## Start DATA EXTRACT

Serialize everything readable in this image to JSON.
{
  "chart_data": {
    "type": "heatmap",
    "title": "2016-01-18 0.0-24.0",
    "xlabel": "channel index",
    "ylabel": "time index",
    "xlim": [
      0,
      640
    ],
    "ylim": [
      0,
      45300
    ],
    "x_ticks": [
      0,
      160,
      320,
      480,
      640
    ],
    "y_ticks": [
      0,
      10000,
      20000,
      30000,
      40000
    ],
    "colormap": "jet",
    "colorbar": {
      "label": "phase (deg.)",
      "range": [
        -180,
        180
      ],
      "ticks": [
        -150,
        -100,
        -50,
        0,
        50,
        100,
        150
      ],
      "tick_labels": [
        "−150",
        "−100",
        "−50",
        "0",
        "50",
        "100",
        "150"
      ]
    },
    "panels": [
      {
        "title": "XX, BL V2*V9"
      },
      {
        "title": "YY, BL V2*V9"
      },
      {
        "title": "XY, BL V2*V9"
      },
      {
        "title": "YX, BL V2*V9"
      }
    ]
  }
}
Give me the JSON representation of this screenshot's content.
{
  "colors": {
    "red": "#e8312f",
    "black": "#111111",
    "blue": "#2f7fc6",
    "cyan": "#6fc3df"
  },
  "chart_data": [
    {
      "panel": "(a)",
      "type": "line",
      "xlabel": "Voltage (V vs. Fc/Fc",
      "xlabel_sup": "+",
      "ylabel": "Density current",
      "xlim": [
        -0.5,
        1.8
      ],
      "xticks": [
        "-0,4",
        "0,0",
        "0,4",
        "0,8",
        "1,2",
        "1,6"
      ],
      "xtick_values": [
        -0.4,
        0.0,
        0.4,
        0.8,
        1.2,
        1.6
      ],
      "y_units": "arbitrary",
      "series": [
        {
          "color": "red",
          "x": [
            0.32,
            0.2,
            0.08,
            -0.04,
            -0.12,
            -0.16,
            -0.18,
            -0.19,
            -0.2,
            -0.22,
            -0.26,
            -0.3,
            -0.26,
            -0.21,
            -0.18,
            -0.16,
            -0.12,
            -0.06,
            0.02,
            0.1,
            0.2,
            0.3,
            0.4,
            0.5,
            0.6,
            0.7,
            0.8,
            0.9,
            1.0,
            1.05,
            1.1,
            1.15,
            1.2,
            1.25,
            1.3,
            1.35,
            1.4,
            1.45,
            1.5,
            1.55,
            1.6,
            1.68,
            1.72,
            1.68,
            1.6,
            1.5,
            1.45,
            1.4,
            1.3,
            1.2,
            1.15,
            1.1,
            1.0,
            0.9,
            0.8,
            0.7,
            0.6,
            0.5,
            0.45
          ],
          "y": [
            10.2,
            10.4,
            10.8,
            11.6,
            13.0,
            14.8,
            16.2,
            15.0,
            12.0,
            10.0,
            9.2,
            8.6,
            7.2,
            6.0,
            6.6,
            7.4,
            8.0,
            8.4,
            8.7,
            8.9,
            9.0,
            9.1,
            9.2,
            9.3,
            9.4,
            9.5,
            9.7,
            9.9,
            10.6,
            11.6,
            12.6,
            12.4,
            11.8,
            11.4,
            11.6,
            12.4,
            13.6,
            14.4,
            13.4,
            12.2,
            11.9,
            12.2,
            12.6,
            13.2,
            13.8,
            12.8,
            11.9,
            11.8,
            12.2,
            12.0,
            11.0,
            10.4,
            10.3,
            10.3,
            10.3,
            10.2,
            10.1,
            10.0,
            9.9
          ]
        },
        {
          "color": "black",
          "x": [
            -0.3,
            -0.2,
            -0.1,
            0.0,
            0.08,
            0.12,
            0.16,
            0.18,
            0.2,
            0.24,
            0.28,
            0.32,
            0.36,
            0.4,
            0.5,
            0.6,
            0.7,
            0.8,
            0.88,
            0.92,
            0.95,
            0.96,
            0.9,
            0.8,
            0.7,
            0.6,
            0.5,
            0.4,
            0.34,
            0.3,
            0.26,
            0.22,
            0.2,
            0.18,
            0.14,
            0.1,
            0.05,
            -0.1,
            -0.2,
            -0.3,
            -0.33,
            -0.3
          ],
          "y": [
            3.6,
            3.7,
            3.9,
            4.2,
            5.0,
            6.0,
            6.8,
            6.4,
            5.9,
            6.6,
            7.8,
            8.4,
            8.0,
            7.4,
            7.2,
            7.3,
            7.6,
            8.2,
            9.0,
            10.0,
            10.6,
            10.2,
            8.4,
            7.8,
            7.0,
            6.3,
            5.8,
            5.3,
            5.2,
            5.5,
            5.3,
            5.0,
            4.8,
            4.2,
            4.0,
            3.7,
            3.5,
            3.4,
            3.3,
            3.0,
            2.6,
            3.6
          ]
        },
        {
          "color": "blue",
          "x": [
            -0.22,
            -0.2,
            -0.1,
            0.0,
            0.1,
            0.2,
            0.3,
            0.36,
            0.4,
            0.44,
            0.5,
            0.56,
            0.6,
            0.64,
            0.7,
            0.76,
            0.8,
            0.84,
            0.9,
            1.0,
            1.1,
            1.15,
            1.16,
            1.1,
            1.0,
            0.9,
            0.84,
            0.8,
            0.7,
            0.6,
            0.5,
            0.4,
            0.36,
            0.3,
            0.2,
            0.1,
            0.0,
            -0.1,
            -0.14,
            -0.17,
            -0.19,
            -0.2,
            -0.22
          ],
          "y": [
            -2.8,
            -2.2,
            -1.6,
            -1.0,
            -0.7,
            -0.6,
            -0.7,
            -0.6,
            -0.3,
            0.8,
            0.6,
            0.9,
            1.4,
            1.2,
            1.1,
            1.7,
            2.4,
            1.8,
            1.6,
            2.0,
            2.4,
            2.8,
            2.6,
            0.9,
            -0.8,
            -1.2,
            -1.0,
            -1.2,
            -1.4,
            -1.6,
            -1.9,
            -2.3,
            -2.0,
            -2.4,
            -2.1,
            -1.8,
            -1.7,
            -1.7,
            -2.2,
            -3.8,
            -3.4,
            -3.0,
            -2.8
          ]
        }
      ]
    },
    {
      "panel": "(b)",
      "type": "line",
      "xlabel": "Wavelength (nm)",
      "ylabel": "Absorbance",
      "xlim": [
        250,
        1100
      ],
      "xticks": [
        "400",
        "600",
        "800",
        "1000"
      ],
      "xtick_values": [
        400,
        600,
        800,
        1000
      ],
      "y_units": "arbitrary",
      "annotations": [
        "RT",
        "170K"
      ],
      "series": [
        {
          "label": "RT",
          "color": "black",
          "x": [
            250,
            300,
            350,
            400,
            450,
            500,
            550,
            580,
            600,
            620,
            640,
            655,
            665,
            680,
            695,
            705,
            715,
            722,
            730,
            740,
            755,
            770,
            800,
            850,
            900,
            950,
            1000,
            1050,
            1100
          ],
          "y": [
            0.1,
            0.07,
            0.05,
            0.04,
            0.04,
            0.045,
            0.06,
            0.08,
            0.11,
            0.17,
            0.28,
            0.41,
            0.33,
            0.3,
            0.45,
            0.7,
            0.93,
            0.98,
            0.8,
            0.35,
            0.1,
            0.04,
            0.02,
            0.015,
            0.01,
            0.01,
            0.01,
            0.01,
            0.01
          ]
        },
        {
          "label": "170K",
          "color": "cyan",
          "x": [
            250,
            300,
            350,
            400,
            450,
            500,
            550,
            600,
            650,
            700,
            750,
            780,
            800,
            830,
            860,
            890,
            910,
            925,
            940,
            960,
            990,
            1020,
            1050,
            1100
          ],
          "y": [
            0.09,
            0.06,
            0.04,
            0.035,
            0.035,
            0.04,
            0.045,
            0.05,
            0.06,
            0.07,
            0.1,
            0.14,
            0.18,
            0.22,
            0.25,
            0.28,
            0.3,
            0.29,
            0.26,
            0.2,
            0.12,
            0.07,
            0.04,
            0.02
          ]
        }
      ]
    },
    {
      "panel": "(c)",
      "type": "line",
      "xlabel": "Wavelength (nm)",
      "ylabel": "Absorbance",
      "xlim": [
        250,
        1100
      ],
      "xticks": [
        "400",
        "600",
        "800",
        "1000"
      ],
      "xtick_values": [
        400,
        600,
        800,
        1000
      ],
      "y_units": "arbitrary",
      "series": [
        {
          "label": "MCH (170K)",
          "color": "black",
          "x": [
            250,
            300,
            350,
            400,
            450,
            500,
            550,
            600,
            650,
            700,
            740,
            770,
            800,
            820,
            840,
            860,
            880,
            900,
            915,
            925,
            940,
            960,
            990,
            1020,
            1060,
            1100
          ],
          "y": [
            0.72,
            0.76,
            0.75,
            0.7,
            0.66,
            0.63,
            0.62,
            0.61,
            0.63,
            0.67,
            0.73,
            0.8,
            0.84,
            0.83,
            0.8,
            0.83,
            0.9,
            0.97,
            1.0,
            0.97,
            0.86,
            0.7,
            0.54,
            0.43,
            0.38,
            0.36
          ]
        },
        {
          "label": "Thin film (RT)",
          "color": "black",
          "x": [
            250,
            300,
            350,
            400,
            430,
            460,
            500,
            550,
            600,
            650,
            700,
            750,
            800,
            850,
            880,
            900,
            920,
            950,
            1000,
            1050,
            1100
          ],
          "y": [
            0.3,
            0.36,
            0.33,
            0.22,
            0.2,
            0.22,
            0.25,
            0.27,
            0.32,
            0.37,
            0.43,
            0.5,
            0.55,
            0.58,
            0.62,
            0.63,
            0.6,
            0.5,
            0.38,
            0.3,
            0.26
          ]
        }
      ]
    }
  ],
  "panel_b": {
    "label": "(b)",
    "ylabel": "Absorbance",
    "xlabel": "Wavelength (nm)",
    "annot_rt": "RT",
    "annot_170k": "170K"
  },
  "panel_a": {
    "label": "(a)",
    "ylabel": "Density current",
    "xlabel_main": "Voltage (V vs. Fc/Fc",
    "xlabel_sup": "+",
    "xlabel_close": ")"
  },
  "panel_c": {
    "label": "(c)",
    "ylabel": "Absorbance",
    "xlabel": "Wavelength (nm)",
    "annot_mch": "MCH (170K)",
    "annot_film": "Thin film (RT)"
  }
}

## End DATA EXTRACT

THE EXERCISE -
Using the material above, work out how many lines contain the string "JSON". Give that number alone.

SOLUTION BELOW -
2